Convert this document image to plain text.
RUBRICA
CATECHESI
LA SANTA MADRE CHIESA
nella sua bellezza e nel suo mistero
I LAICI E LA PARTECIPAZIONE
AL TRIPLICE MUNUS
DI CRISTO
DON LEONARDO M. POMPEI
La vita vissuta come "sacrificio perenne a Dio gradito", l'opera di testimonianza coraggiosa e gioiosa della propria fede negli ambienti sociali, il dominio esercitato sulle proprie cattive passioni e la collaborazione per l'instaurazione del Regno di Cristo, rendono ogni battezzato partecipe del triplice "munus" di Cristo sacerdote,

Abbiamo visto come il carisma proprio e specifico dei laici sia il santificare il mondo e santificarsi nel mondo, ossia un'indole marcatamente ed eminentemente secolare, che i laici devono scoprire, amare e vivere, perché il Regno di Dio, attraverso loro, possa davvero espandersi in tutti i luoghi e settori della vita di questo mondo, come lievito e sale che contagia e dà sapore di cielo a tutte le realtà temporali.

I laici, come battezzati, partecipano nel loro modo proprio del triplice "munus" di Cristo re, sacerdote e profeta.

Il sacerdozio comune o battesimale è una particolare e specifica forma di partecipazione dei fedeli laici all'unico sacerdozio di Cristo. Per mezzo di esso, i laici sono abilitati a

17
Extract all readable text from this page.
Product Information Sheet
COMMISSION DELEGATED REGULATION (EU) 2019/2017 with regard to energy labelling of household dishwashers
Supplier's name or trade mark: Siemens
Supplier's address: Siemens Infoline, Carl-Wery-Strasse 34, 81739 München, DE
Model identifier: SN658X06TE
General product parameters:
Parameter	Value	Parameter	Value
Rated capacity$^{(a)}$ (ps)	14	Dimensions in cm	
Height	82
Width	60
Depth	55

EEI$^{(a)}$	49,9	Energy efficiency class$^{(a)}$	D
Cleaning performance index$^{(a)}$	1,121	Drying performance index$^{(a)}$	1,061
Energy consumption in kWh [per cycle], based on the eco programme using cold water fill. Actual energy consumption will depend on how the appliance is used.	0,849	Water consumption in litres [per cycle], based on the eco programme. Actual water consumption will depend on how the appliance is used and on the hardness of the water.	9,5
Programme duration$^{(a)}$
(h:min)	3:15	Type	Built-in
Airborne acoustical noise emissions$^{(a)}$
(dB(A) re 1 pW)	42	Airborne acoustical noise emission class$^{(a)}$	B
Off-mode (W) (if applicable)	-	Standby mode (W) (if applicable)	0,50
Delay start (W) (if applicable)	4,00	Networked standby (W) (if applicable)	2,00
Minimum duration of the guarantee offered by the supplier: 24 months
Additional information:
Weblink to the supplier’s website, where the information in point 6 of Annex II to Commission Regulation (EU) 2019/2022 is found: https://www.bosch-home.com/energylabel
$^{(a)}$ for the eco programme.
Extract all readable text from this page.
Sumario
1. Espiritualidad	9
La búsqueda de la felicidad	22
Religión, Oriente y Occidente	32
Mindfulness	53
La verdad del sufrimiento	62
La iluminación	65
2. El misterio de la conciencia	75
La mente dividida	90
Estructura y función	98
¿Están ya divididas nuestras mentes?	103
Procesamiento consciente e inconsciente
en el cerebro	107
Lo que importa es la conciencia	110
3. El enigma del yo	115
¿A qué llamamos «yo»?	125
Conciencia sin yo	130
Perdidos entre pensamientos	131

---------------

Work to complete :: Print the records above exactly as they appear.

Answer to this task ::
Convert this document image to plain text.
RUBRICA
CATECHESI
LA SANTA MADRE CHIESA
nella sua bellezza e nel suo mistero
I LAICI E LA PARTECIPAZIONE
AL TRIPLICE MUNUS
DI CRISTO
DON LEONARDO M. POMPEI
La vita vissuta come "sacrificio perenne a Dio gradito", l'opera di testimonianza coraggiosa e gioiosa della propria fede negli ambienti sociali, il dominio esercitato sulle proprie cattive passioni e la collaborazione per l'instaurazione del Regno di Cristo, rendono ogni battezzato partecipe del triplice "munus" di Cristo sacerdote,

Abbiamo visto come il carisma proprio e specifico dei laici sia il santificare il mondo e santificarsi nel mondo, ossia un'indole marcatamente ed eminentemente secolare, che i laici devono scoprire, amare e vivere, perché il Regno di Dio, attraverso loro, possa davvero espandersi in tutti i luoghi e settori della vita di questo mondo, come lievito e sale che contagia e dà sapore di cielo a tutte le realtà temporali.

I laici, come battezzati, partecipano nel loro modo proprio del triplice "munus" di Cristo re, sacerdote e profeta.

Il sacerdozio comune o battesimale è una particolare e specifica forma di partecipazione dei fedeli laici all'unico sacerdozio di Cristo. Per mezzo di esso, i laici sono abilitati a

17
Extract all readable text from this page.
Product Information Sheet
COMMISSION DELEGATED REGULATION (EU) 2019/2017 with regard to energy labelling of household dishwashers
Supplier's name or trade mark: Siemens
Supplier's address: Siemens Infoline, Carl-Wery-Strasse 34, 81739 München, DE
Model identifier: SN658X06TE
General product parameters:
Parameter	Value	Parameter	Value
Rated capacity$^{(a)}$ (ps)	14	Dimensions in cm	
Height	82
Width	60
Depth	55

EEI$^{(a)}$	49,9	Energy efficiency class$^{(a)}$	D
Cleaning performance index$^{(a)}$	1,121	Drying performance index$^{(a)}$	1,061
Energy consumption in kWh [per cycle], based on the eco programme using cold water fill. Actual energy consumption will depend on how the appliance is used.	0,849	Water consumption in litres [per cycle], based on the eco programme. Actual water consumption will depend on how the appliance is used and on the hardness of the water.	9,5
Programme duration$^{(a)}$
(h:min)	3:15	Type	Built-in
Airborne acoustical noise emissions$^{(a)}$
(dB(A) re 1 pW)	42	Airborne acoustical noise emission class$^{(a)}$	B
Off-mode (W) (if applicable)	-	Standby mode (W) (if applicable)	0,50
Delay start (W) (if applicable)	4,00	Networked standby (W) (if applicable)	2,00
Minimum duration of the guarantee offered by the supplier: 24 months
Additional information:
Weblink to the supplier’s website, where the information in point 6 of Annex II to Commission Regulation (EU) 2019/2022 is found: https://www.bosch-home.com/energylabel
$^{(a)}$ for the eco programme.
Extract all readable text from this page.
Sumario
1. Espiritualidad	9
La búsqueda de la felicidad	22
Religión, Oriente y Occidente	32
Mindfulness	53
La verdad del sufrimiento	62
La iluminación	65
2. El misterio de la conciencia	75
La mente dividida	90
Estructura y función	98
¿Están ya divididas nuestras mentes?	103
Procesamiento consciente e inconsciente
en el cerebro	107
Lo que importa es la conciencia	110
3. El enigma del yo	115
¿A qué llamamos «yo»?	125
Conciencia sin yo	130
Perdidos entre pensamientos	131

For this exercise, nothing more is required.